## Stated task
Filter the records for lines holding the string "pédale".

## Given information
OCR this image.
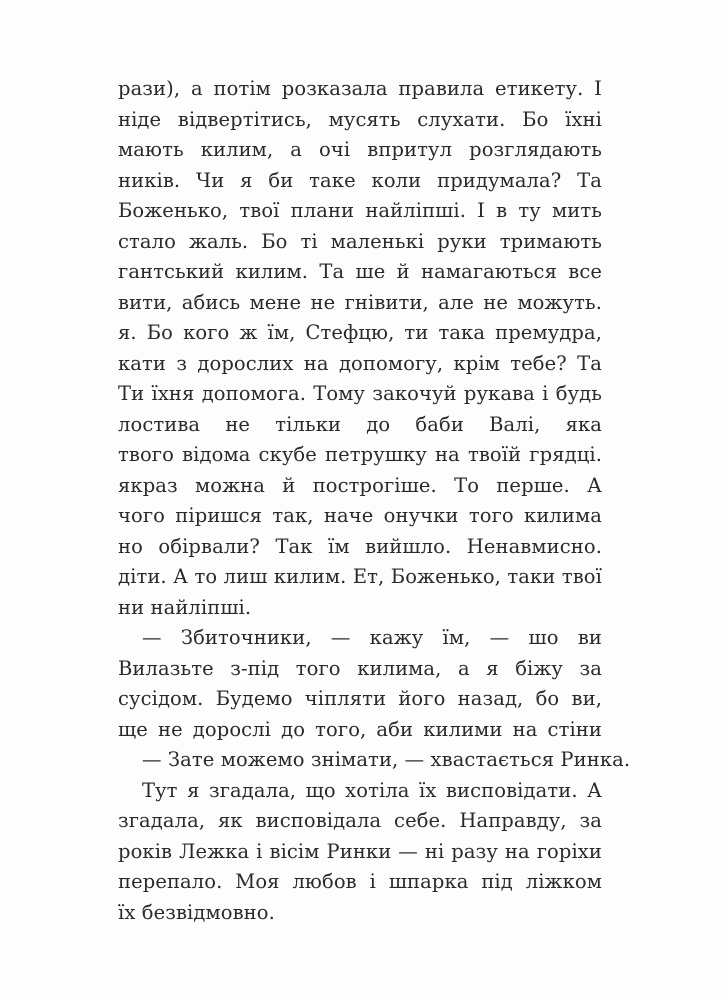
рази), а потім розказала правила етикету. І
ніде відвертітись, мусять слухати. Бо їхні
мають килим, а очі впритул розглядають
ників. Чи я би таке коли придумала? Та
Боженько, твої плани найліпші. І в ту мить
стало жаль. Бо ті маленькі руки тримають
гантський килим. Та ше й намагаються все
вити, абись мене не гнівити, але не можуть.
я. Бо кого ж їм, Стефцю, ти така премудра,
кати з дорослих на допомогу, крім тебе? Та
Ти їхня допомога. Тому закочуй рукава і будь
лостива не тільки до баби Валі, яка
твого відома скубе петрушку на твоїй грядці.
якраз можна й построгіше. То перше. А
чого піришся так, наче онучки того килима
но обірвали? Так їм вийшло. Ненавмисно.
діти. А то лиш килим. Ет, Боженько, таки твої
ни найліпші.
— Збиточники, — кажу їм, — шо ви
Вилазьте з-під того килима, а я біжу за
сусідом. Будемо чіпляти його назад, бо ви,
ще не дорослі до того, аби килими на стіни
— Зате можемо знімати, — хвастається Ринка.
Тут я згадала, що хотіла їх висповідати. А
згадала, як висповідала себе. Направду, за
років Лежка і вісім Ринки — ні разу на горіхи
перепало. Моя любов і шпарка під ліжком
їх безвідмовно.
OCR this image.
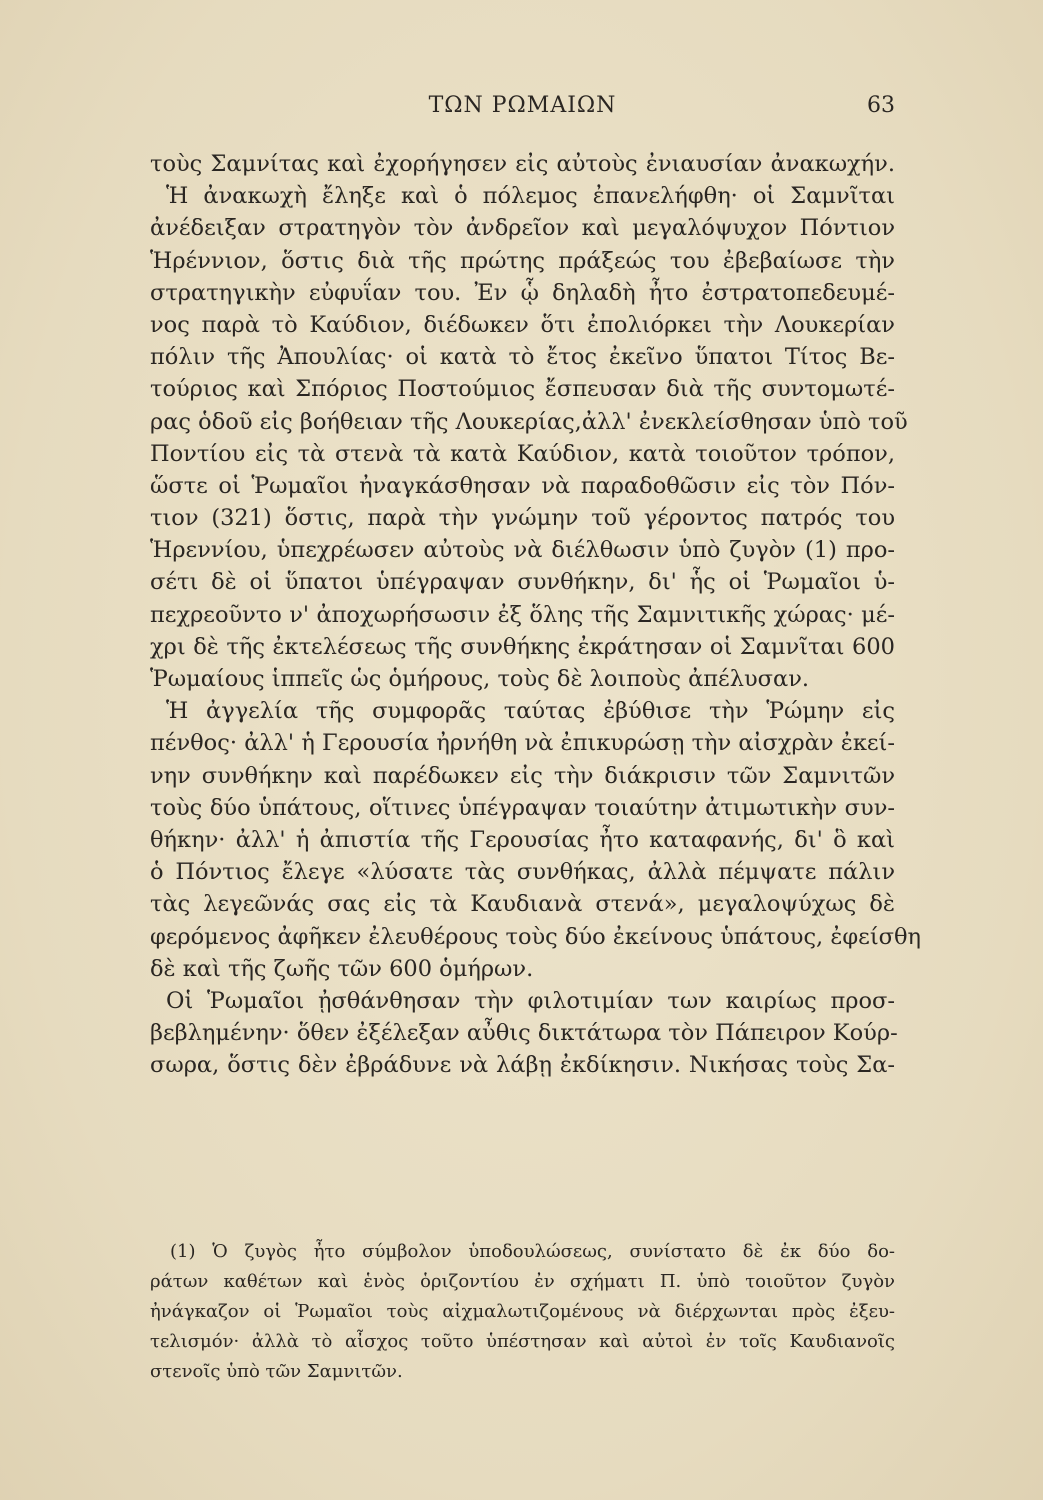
ΤΩΝ ΡΩΜΑΙΩΝ	63
τοὺς Σαμνίτας καὶ ἐχορήγησεν εἰς αὐτοὺς ἐνιαυσίαν ἀνακωχήν.
Ἡ ἀνακωχὴ ἔληξε καὶ ὁ πόλεμος ἐπανελήφθη· οἱ Σαμνῖται
ἀνέδειξαν στρατηγὸν τὸν ἀνδρεῖον καὶ μεγαλόψυχον Πόντιον
Ἡρέννιον, ὅστις διὰ τῆς πρώτης πράξεώς του ἐβεβαίωσε τὴν
στρατηγικὴν εὐφυΐαν του. Ἐν ᾧ δηλαδὴ ἦτο ἐστρατοπεδευμέ-
νος παρὰ τὸ Καύδιον, διέδωκεν ὅτι ἐπολιόρκει τὴν Λουκερίαν
πόλιν τῆς Ἀπουλίας· οἱ κατὰ τὸ ἔτος ἐκεῖνο ὕπατοι Τίτος Βε-
τούριος καὶ Σπόριος Ποστούμιος ἔσπευσαν διὰ τῆς συντομωτέ-
ρας ὁδοῦ εἰς βοήθειαν τῆς Λουκερίας,ἀλλ' ἐνεκλείσθησαν ὑπὸ τοῦ
Ποντίου εἰς τὰ στενὰ τὰ κατὰ Καύδιον, κατὰ τοιοῦτον τρόπον,
ὥστε οἱ Ῥωμαῖοι ἠναγκάσθησαν νὰ παραδοθῶσιν εἰς τὸν Πόν-
τιον (321) ὅστις, παρὰ τὴν γνώμην τοῦ γέροντος πατρός του
Ἡρεννίου, ὑπεχρέωσεν αὐτοὺς νὰ διέλθωσιν ὑπὸ ζυγὸν (1) προ-
σέτι δὲ οἱ ὕπατοι ὑπέγραψαν συνθήκην, δι' ἧς οἱ Ῥωμαῖοι ὑ-
πεχρεοῦντο ν' ἀποχωρήσωσιν ἐξ ὅλης τῆς Σαμνιτικῆς χώρας· μέ-
χρι δὲ τῆς ἐκτελέσεως τῆς συνθήκης ἐκράτησαν οἱ Σαμνῖται 600
Ῥωμαίους ἱππεῖς ὡς ὁμήρους, τοὺς δὲ λοιποὺς ἀπέλυσαν.
Ἡ ἀγγελία τῆς συμφορᾶς ταύτας ἐβύθισε τὴν Ῥώμην εἰς
πένθος· ἀλλ' ἡ Γερουσία ἠρνήθη νὰ ἐπικυρώσῃ τὴν αἰσχρὰν ἐκεί-
νην συνθήκην καὶ παρέδωκεν εἰς τὴν διάκρισιν τῶν Σαμνιτῶν
τοὺς δύο ὑπάτους, οἵτινες ὑπέγραψαν τοιαύτην ἀτιμωτικὴν συν-
θήκην· ἀλλ' ἡ ἀπιστία τῆς Γερουσίας ἦτο καταφανής, δι' ὃ καὶ
ὁ Πόντιος ἔλεγε «λύσατε τὰς συνθήκας, ἀλλὰ πέμψατε πάλιν
τὰς λεγεῶνάς σας εἰς τὰ Καυδιανὰ στενά», μεγαλοψύχως δὲ
φερόμενος ἀφῆκεν ἐλευθέρους τοὺς δύο ἐκείνους ὑπάτους, ἐφείσθη
δὲ καὶ τῆς ζωῆς τῶν 600 ὁμήρων.
Οἱ Ῥωμαῖοι ᾐσθάνθησαν τὴν φιλοτιμίαν των καιρίως προσ-
βεβλημένην· ὅθεν ἐξέλεξαν αὖθις δικτάτωρα τὸν Πάπειρον Κούρ-
σωρα, ὅστις δὲν ἐβράδυνε νὰ λάβῃ ἐκδίκησιν. Νικήσας τοὺς Σα-
(1) Ὁ ζυγὸς ἦτο σύμβολον ὑποδουλώσεως, συνίστατο δὲ ἐκ δύο δο-
ράτων καθέτων καὶ ἑνὸς ὁριζοντίου ἐν σχήματι Π. ὑπὸ τοιοῦτον ζυγὸν
ἠνάγκαζον οἱ Ῥωμαῖοι τοὺς αἰχμαλωτιζομένους νὰ διέρχωνται πρὸς ἐξευ-
τελισμόν· ἀλλὰ τὸ αἶσχος τοῦτο ὑπέστησαν καὶ αὐτοὶ ἐν τοῖς Καυδιανοῖς
στενοῖς ὑπὸ τῶν Σαμνιτῶν.
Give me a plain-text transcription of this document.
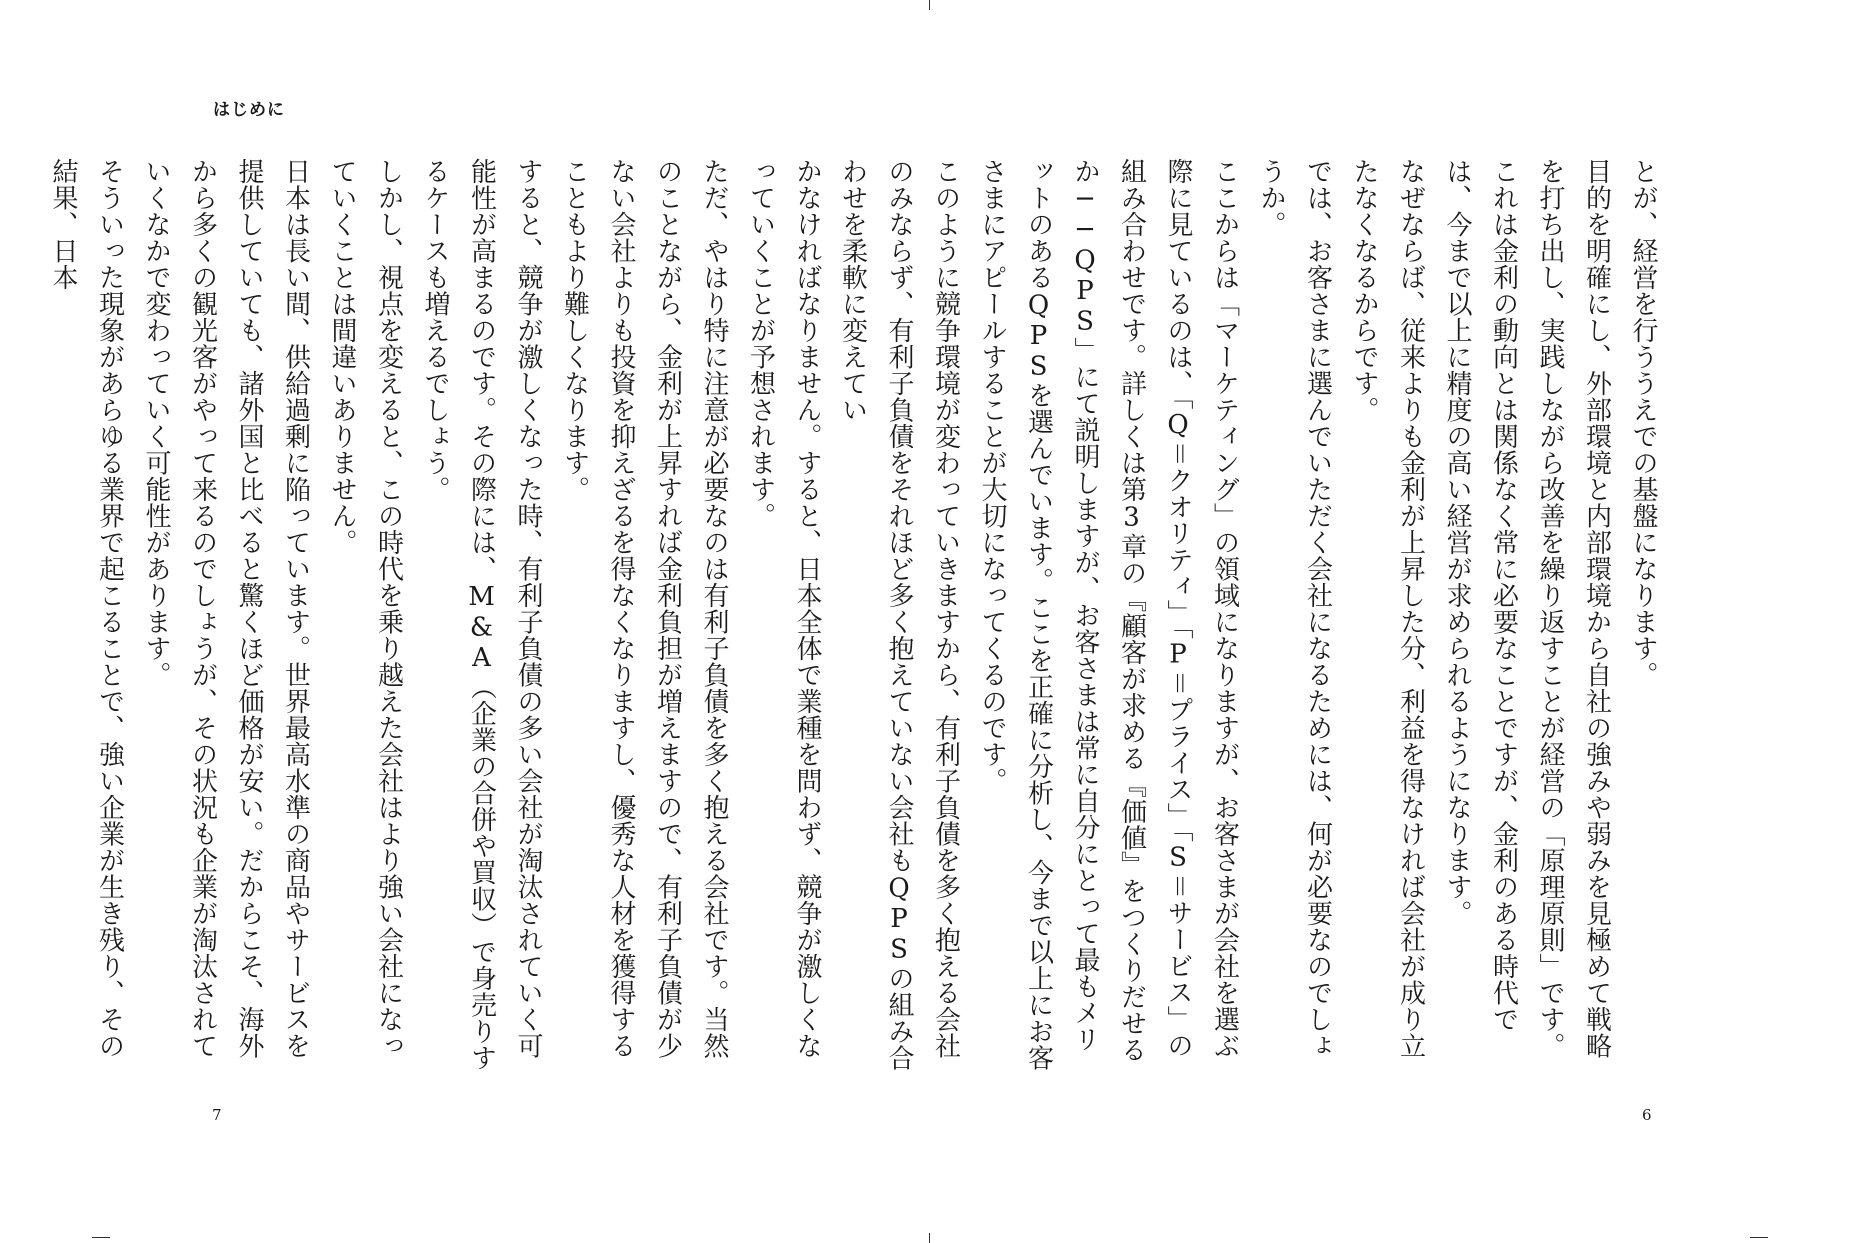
はじめに

とが、経営を行ううえでの基盤になります。

目的を明確にし、外部環境と内部環境から自社の強みや弱みを見極めて戦略を打ち出し、実践しながら改善を繰り返すことが経営の「原理原則」です。これは金利の動向とは関係なく常に必要なことですが、金利のある時代では、今まで以上に精度の高い経営が求められるようになります。

なぜならば、従来よりも金利が上昇した分、利益を得なければ会社が成り立たなくなるからです。

では、お客さまに選んでいただく会社になるためには、何が必要なのでしょうか。

ここからは「マーケティング」の領域になりますが、お客さまが会社を選ぶ際に見ているのは、「Q＝クオリティ」「P＝プライス」「S＝サービス」の組み合わせです。詳しくは第3章の『顧客が求める『価値』をつくりだせるか──QPS」にて説明しますが、お客さまは常に自分にとって最もメリットのあるQPSを選んでいます。ここを正確に分析し、今まで以上にお客さまにアピールすることが大切になってくるのです。

このように競争環境が変わっていきますから、有利子負債を多く抱える会社のみならず、有利子負債をそれほど多く抱えていない会社もQPSの組み合わせを柔軟に変えてい

かなければなりません。すると、日本全体で業種を問わず、競争が激しくなっていくことが予想されます。

ただ、やはり特に注意が必要なのは有利子負債を多く抱える会社です。当然のことながら、金利が上昇すれば金利負担が増えますので、有利子負債が少ない会社よりも投資を抑えざるを得なくなりますし、優秀な人材を獲得することもより難しくなります。

すると、競争が激しくなった時、有利子負債の多い会社が淘汰されていく可能性が高まるのです。その際には、M&A（企業の合併や買収）で身売りするケースも増えるでしょう。

しかし、視点を変えると、この時代を乗り越えた会社はより強い会社になっていくことは間違いありません。

日本は長い間、供給過剰に陥っています。世界最高水準の商品やサービスを提供していても、諸外国と比べると驚くほど価格が安い。だからこそ、海外から多くの観光客がやって来るのでしょうが、その状況も企業が淘汰されていくなかで変わっていく可能性があります。

そういった現象があらゆる業界で起こることで、強い企業が生き残り、その結果、日本

6
7
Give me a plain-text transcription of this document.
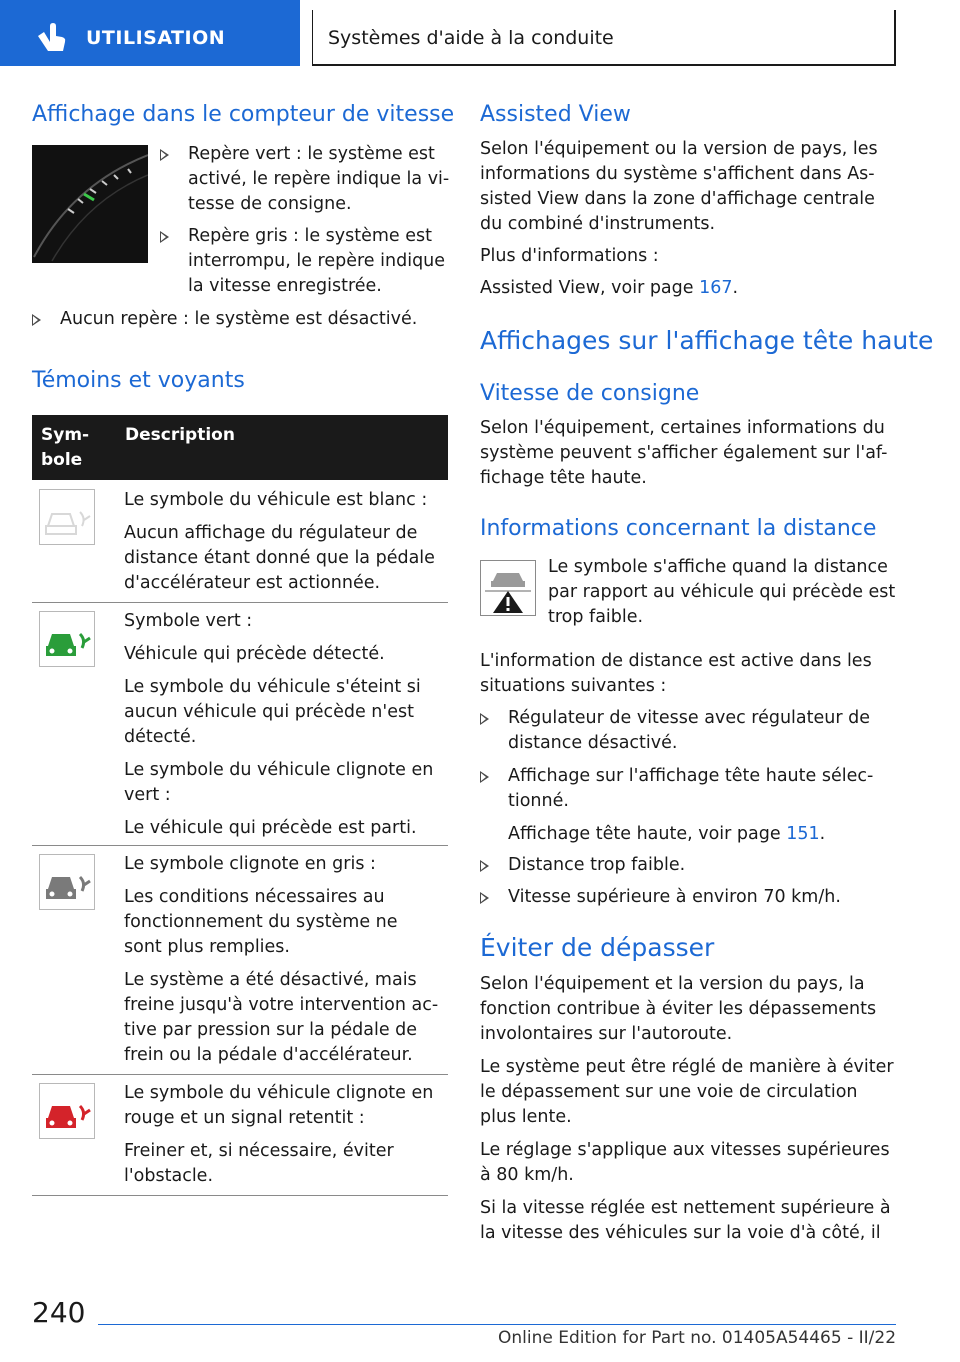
UTILISATION	Systèmes d'aide à la conduite
Affichage dans le compteur de vitesse
Repère vert : le système est
activé, le repère indique la vi-
tesse de consigne.
Repère gris : le système est
interrompu, le repère indique
la vitesse enregistrée.
Aucun repère : le système est désactivé.
Témoins et voyants
Sym-
bole
Description

Le symbole du véhicule est blanc :

Aucun affichage du régulateur de

distance étant donné que la pédale

d'accélérateur est actionnée.

Symbole vert :

Véhicule qui précède détecté.

Le symbole du véhicule s'éteint si

aucun véhicule qui précède n'est

détecté.

Le symbole du véhicule clignote en

vert :

Le véhicule qui précède est parti.

Le symbole clignote en gris :

Les conditions nécessaires au

fonctionnement du système ne

sont plus remplies.

Le système a été désactivé, mais

freine jusqu'à votre intervention ac-

tive par pression sur la pédale de

frein ou la pédale d'accélérateur.

Le symbole du véhicule clignote en

rouge et un signal retentit :

Freiner et, si nécessaire, éviter

l'obstacle.

Assisted View

Selon l'équipement ou la version de pays, les

informations du système s'affichent dans As-

sisted View dans la zone d'affichage centrale

du combiné d'instruments.

Plus d'informations :

Assisted View, voir page 167.

Affichages sur l'affichage tête haute
Vitesse de consigne

Selon l'équipement, certaines informations du

système peuvent s'afficher également sur l'af-

fichage tête haute.

Informations concernant la distance

Le symbole s'affiche quand la distance

par rapport au véhicule qui précède est

trop faible.

L'information de distance est active dans les

situations suivantes :

Régulateur de vitesse avec régulateur de
distance désactivé.
Affichage sur l'affichage tête haute sélec-
tionné.
Affichage tête haute, voir page 151.
Distance trop faible.
Vitesse supérieure à environ 70 km/h.
Éviter de dépasser

Selon l'équipement et la version du pays, la

fonction contribue à éviter les dépassements

involontaires sur l'autoroute.

Le système peut être réglé de manière à éviter

le dépassement sur une voie de circulation

plus lente.

Le réglage s'applique aux vitesses supérieures

à 80 km/h.

Si la vitesse réglée est nettement supérieure à

la vitesse des véhicules sur la voie d'à côté, il

240
Online Edition for Part no. 01405A54465 - II/22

## Response
distance étant donné que la pédale
tive par pression sur la pédale de
frein ou la pédale d'accélérateur.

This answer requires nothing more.